» DATA SHOWN
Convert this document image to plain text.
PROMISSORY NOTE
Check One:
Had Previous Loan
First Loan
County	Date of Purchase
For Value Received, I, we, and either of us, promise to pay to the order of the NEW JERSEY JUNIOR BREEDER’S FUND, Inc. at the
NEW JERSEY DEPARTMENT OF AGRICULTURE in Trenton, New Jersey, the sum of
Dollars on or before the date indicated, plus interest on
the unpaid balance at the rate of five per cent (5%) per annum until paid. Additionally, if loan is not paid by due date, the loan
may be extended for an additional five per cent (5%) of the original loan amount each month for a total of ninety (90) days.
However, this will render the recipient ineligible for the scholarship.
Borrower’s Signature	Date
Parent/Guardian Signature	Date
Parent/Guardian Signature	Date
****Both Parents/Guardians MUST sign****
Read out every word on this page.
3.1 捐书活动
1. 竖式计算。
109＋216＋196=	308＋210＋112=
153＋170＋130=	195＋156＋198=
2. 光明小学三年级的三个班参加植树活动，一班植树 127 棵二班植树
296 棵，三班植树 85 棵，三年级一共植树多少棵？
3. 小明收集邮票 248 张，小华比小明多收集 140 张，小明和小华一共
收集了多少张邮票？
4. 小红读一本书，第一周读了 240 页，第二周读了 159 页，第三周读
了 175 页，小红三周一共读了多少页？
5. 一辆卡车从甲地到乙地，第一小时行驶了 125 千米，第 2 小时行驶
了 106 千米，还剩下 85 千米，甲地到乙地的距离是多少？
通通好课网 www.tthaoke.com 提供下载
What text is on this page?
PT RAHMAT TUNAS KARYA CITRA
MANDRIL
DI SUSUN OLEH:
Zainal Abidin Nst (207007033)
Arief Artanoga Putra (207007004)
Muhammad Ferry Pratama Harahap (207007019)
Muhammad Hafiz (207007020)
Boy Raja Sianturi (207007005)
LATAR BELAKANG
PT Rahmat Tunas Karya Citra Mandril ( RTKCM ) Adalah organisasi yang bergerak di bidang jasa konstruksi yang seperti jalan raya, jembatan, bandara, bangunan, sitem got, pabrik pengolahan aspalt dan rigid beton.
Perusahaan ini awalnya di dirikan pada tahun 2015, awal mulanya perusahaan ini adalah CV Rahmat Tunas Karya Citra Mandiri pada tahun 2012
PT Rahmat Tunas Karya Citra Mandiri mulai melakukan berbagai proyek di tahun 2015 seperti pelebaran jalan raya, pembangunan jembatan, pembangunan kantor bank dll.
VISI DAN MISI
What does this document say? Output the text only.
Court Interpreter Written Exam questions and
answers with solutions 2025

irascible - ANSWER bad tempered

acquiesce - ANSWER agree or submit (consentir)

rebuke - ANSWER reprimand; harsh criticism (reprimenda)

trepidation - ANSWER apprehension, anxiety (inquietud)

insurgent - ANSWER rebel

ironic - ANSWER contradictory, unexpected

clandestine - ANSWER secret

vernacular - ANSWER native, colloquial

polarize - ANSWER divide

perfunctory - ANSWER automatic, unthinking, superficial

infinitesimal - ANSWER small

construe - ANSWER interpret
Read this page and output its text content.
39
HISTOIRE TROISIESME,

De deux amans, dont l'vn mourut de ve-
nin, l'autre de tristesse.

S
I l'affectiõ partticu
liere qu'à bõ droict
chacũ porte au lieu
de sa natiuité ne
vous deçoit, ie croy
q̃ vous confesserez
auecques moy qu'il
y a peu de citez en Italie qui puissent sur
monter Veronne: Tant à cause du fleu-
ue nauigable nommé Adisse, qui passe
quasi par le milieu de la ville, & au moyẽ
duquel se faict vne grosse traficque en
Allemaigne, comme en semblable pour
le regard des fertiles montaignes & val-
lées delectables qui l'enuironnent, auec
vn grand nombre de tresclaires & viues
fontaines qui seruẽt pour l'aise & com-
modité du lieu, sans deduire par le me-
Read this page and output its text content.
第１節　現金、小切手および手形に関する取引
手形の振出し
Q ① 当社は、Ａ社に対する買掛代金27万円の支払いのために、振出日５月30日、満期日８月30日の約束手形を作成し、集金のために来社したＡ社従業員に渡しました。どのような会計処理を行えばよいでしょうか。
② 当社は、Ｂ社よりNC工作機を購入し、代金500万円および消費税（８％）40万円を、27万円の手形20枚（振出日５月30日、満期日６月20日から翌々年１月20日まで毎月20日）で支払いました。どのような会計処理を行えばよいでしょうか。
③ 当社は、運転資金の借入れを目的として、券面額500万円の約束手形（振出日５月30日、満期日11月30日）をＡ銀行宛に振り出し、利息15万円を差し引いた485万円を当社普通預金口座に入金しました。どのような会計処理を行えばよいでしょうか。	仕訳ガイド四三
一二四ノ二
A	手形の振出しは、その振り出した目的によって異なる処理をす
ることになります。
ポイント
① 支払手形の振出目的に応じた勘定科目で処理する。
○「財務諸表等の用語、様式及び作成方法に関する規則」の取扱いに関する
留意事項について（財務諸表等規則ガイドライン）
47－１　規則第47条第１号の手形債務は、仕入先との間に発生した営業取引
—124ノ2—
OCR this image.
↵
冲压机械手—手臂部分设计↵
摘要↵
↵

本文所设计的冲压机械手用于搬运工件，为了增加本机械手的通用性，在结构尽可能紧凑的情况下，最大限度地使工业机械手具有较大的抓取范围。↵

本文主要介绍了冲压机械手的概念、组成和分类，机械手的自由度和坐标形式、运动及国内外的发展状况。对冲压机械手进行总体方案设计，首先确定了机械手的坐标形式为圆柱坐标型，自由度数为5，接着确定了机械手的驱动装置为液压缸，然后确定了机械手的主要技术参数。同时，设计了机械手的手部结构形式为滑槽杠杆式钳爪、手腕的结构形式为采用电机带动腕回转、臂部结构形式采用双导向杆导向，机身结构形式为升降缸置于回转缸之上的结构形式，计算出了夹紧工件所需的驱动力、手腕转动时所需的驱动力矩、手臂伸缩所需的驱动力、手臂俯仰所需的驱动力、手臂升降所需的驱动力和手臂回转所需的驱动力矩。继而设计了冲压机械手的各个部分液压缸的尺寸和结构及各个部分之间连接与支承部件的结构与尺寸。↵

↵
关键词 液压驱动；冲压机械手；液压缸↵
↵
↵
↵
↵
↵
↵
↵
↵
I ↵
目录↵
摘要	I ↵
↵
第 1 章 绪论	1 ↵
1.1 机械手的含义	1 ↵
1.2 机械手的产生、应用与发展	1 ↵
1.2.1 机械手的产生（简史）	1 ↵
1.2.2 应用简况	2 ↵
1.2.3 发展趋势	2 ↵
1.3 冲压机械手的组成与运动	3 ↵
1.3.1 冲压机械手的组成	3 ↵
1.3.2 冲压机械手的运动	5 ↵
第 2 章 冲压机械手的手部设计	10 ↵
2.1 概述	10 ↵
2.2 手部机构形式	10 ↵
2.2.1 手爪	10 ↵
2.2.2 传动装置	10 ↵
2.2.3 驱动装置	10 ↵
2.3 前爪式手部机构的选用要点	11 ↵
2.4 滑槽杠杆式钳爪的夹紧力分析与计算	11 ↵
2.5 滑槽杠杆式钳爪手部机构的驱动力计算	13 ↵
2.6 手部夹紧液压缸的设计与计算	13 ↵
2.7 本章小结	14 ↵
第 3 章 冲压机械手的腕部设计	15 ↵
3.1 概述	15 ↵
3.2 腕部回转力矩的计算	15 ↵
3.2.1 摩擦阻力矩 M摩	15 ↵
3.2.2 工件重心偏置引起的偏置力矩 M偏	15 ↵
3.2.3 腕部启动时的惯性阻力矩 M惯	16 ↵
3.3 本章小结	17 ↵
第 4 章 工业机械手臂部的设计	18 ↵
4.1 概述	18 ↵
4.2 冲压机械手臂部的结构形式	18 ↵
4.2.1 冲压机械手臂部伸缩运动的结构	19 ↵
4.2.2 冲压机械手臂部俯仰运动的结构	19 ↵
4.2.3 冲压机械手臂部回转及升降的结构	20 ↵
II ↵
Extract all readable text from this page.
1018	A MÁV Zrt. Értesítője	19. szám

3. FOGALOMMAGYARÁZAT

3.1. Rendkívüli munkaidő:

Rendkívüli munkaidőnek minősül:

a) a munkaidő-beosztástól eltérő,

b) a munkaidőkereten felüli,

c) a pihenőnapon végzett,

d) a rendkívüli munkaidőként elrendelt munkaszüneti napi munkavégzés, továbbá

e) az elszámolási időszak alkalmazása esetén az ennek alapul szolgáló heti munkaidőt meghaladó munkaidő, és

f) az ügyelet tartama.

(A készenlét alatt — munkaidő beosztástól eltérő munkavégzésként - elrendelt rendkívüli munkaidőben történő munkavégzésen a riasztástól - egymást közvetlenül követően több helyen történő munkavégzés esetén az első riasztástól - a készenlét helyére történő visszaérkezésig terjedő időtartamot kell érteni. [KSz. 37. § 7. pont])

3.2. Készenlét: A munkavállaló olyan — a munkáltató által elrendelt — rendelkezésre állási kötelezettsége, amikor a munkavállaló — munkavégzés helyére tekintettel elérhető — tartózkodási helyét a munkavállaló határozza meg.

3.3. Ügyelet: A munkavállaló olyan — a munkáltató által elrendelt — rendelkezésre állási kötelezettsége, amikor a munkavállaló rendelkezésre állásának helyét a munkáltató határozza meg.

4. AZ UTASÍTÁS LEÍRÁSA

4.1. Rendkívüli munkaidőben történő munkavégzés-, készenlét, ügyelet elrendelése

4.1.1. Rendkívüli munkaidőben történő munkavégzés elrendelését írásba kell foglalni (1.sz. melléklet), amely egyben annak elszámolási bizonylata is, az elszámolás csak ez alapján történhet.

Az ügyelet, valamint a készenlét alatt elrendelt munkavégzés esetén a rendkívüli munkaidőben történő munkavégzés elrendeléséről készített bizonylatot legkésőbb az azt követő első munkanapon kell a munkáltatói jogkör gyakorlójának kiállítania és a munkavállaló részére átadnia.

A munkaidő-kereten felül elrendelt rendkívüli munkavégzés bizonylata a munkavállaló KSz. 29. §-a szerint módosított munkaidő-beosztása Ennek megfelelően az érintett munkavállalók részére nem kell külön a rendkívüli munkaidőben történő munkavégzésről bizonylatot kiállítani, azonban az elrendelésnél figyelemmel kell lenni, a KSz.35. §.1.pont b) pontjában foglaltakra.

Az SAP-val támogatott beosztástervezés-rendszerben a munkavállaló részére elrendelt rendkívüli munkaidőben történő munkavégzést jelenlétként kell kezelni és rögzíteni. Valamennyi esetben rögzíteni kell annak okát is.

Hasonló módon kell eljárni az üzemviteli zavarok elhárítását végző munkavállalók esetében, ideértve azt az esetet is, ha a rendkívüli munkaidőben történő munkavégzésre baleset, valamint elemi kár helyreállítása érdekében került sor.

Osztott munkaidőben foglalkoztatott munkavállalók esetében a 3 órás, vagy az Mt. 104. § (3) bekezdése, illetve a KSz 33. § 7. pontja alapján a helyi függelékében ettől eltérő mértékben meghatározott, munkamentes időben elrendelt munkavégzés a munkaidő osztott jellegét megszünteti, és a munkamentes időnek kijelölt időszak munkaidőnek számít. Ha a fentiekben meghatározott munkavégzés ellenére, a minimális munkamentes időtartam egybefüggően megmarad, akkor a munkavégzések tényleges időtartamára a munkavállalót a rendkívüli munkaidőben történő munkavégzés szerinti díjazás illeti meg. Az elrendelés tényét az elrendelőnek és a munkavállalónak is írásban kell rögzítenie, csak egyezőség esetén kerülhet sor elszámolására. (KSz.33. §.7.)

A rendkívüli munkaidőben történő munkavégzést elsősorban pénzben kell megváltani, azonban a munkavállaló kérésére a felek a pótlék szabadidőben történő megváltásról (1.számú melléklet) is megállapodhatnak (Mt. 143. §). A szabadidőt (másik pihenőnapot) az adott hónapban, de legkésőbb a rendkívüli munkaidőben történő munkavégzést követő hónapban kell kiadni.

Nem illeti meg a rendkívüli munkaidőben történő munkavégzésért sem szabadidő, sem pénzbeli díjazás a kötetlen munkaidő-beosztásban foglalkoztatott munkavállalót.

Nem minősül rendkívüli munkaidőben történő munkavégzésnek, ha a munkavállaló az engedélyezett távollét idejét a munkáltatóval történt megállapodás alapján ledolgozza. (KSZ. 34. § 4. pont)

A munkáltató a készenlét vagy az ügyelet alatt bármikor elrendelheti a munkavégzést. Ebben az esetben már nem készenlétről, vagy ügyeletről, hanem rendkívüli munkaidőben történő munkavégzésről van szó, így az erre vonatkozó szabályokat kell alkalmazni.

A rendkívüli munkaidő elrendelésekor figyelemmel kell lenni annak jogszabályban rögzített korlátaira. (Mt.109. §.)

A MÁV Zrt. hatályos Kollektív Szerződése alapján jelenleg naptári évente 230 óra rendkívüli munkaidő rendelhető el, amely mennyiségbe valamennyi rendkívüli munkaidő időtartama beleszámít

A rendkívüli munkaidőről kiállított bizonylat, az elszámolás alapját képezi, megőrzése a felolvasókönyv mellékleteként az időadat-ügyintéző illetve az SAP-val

» THE PROBLEM
Read the entries and pick out all lines that include the word "What".

» OUTPUT FOR THIS EXERCISE
What text is on this page?
What does this document say? Output the text only.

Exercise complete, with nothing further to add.